- TO BE DONE
Do not carry the pictures over; copy every other part of the entries exactly.

[Entries taken from a collection]
____________________

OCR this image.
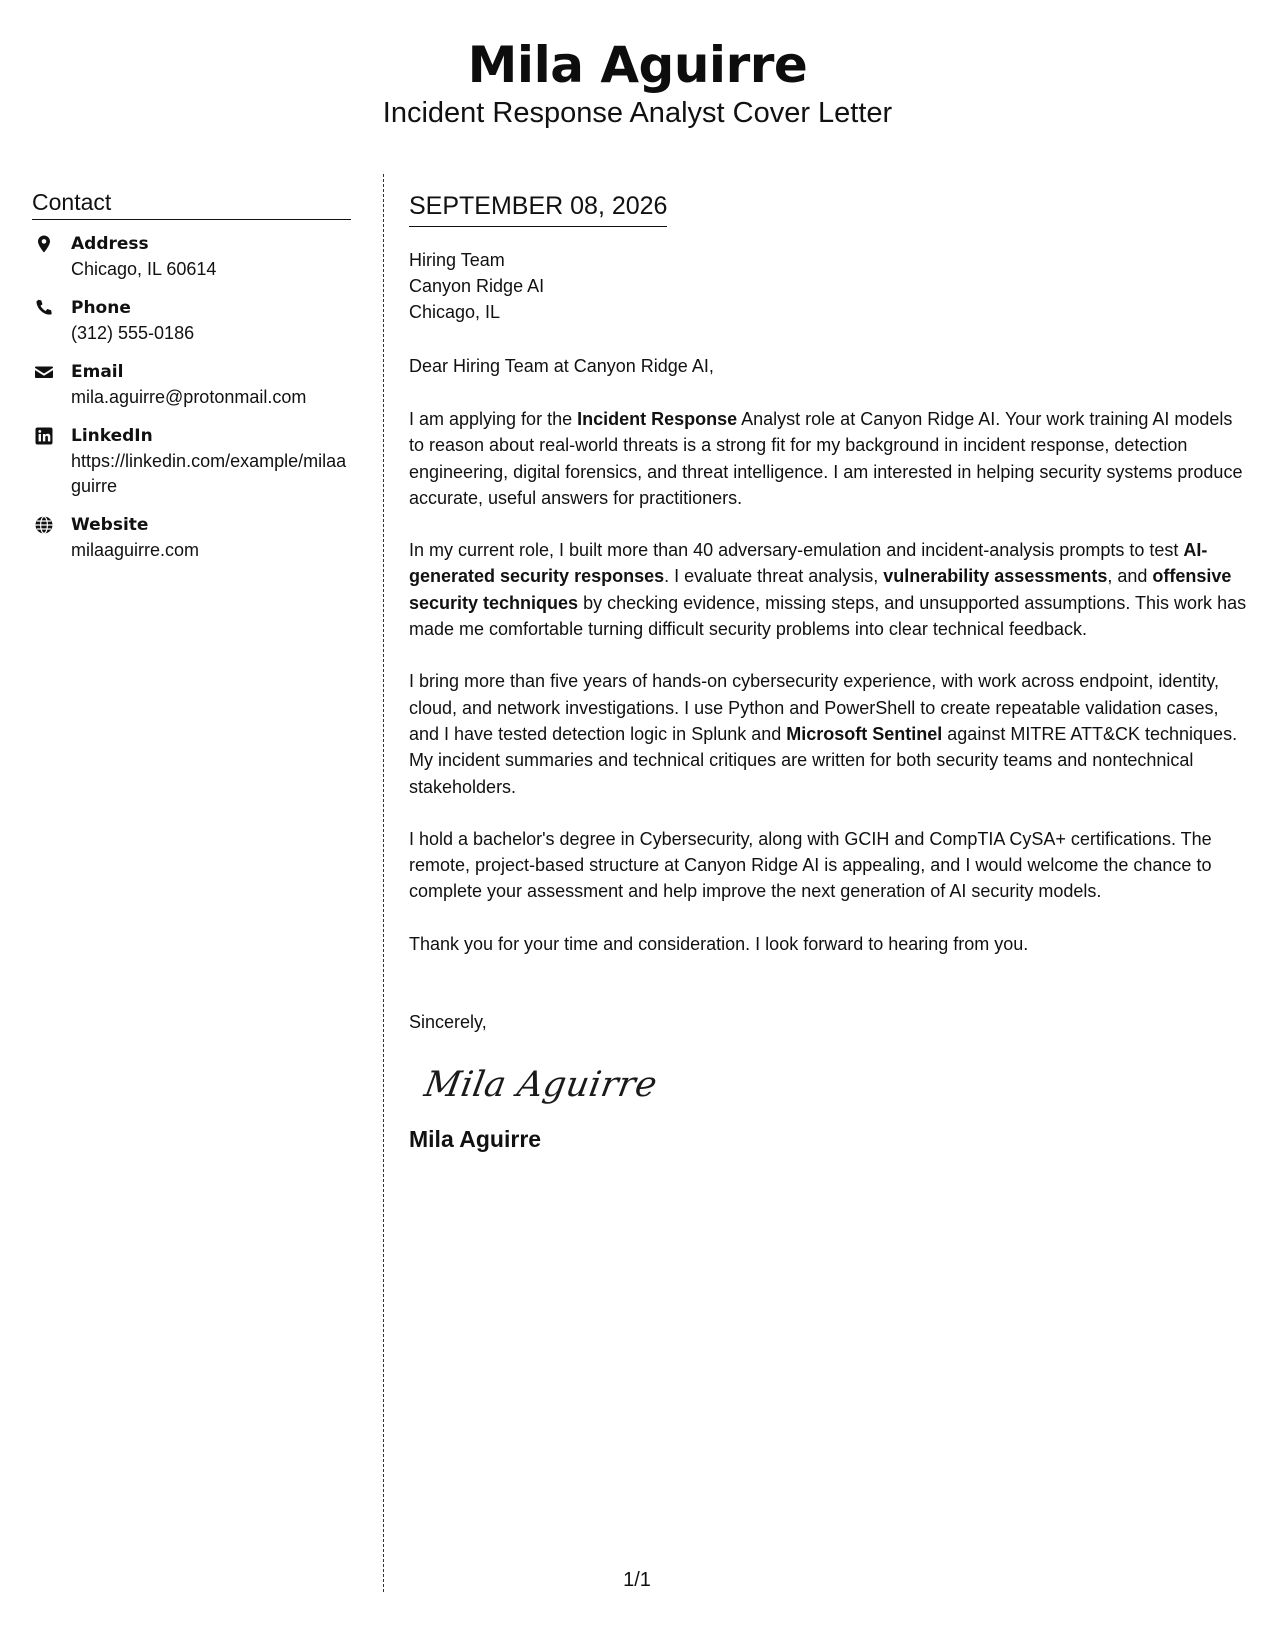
Mila Aguirre
Incident Response Analyst Cover Letter
Contact
Address
Chicago, IL 60614
Phone
(312) 555-0186
Email
mila.aguirre@protonmail.com
LinkedIn
https://linkedin.com/example/milaaguirre
Website
milaaguirre.com
SEPTEMBER 08, 2026
Hiring Team
Canyon Ridge AI
Chicago, IL
Dear Hiring Team at Canyon Ridge AI,

I am applying for the Incident Response Analyst role at Canyon Ridge AI. Your work training AI models to reason about real-world threats is a strong fit for my background in incident response, detection engineering, digital forensics, and threat intelligence. I am interested in helping security systems produce accurate, useful answers for practitioners.

In my current role, I built more than 40 adversary-emulation and incident-analysis prompts to test AI-generated security responses. I evaluate threat analysis, vulnerability assessments, and offensive security techniques by checking evidence, missing steps, and unsupported assumptions. This work has made me comfortable turning difficult security problems into clear technical feedback.

I bring more than five years of hands-on cybersecurity experience, with work across endpoint, identity, cloud, and network investigations. I use Python and PowerShell to create repeatable validation cases, and I have tested detection logic in Splunk and Microsoft Sentinel against MITRE ATT&CK techniques. My incident summaries and technical critiques are written for both security teams and nontechnical stakeholders.

I hold a bachelor's degree in Cybersecurity, along with GCIH and CompTIA CySA+ certifications. The remote, project-based structure at Canyon Ridge AI is appealing, and I would welcome the chance to complete your assessment and help improve the next generation of AI security models.

Thank you for your time and consideration. I look forward to hearing from you.

Sincerely,
Mila Aguirre
Mila Aguirre
1/1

____________________

- THE RESULT
OCR this image.
Mila Aguirre
Incident Response Analyst Cover Letter
Contact
Address
Chicago, IL 60614
Phone
(312) 555-0186
Email
mila.aguirre@protonmail.com
LinkedIn
https://linkedin.com/example/milaaguirre
Website
milaaguirre.com
SEPTEMBER 08, 2026
Hiring Team
Canyon Ridge AI
Chicago, IL
Dear Hiring Team at Canyon Ridge AI,

I am applying for the Incident Response Analyst role at Canyon Ridge AI. Your work training AI models to reason about real-world threats is a strong fit for my background in incident response, detection engineering, digital forensics, and threat intelligence. I am interested in helping security systems produce accurate, useful answers for practitioners.

In my current role, I built more than 40 adversary-emulation and incident-analysis prompts to test AI-generated security responses. I evaluate threat analysis, vulnerability assessments, and offensive security techniques by checking evidence, missing steps, and unsupported assumptions. This work has made me comfortable turning difficult security problems into clear technical feedback.

I bring more than five years of hands-on cybersecurity experience, with work across endpoint, identity, cloud, and network investigations. I use Python and PowerShell to create repeatable validation cases, and I have tested detection logic in Splunk and Microsoft Sentinel against MITRE ATT&CK techniques. My incident summaries and technical critiques are written for both security teams and nontechnical stakeholders.

I hold a bachelor's degree in Cybersecurity, along with GCIH and CompTIA CySA+ certifications. The remote, project-based structure at Canyon Ridge AI is appealing, and I would welcome the chance to complete your assessment and help improve the next generation of AI security models.

Thank you for your time and consideration. I look forward to hearing from you.

Sincerely,
Mila Aguirre
Mila Aguirre
1/1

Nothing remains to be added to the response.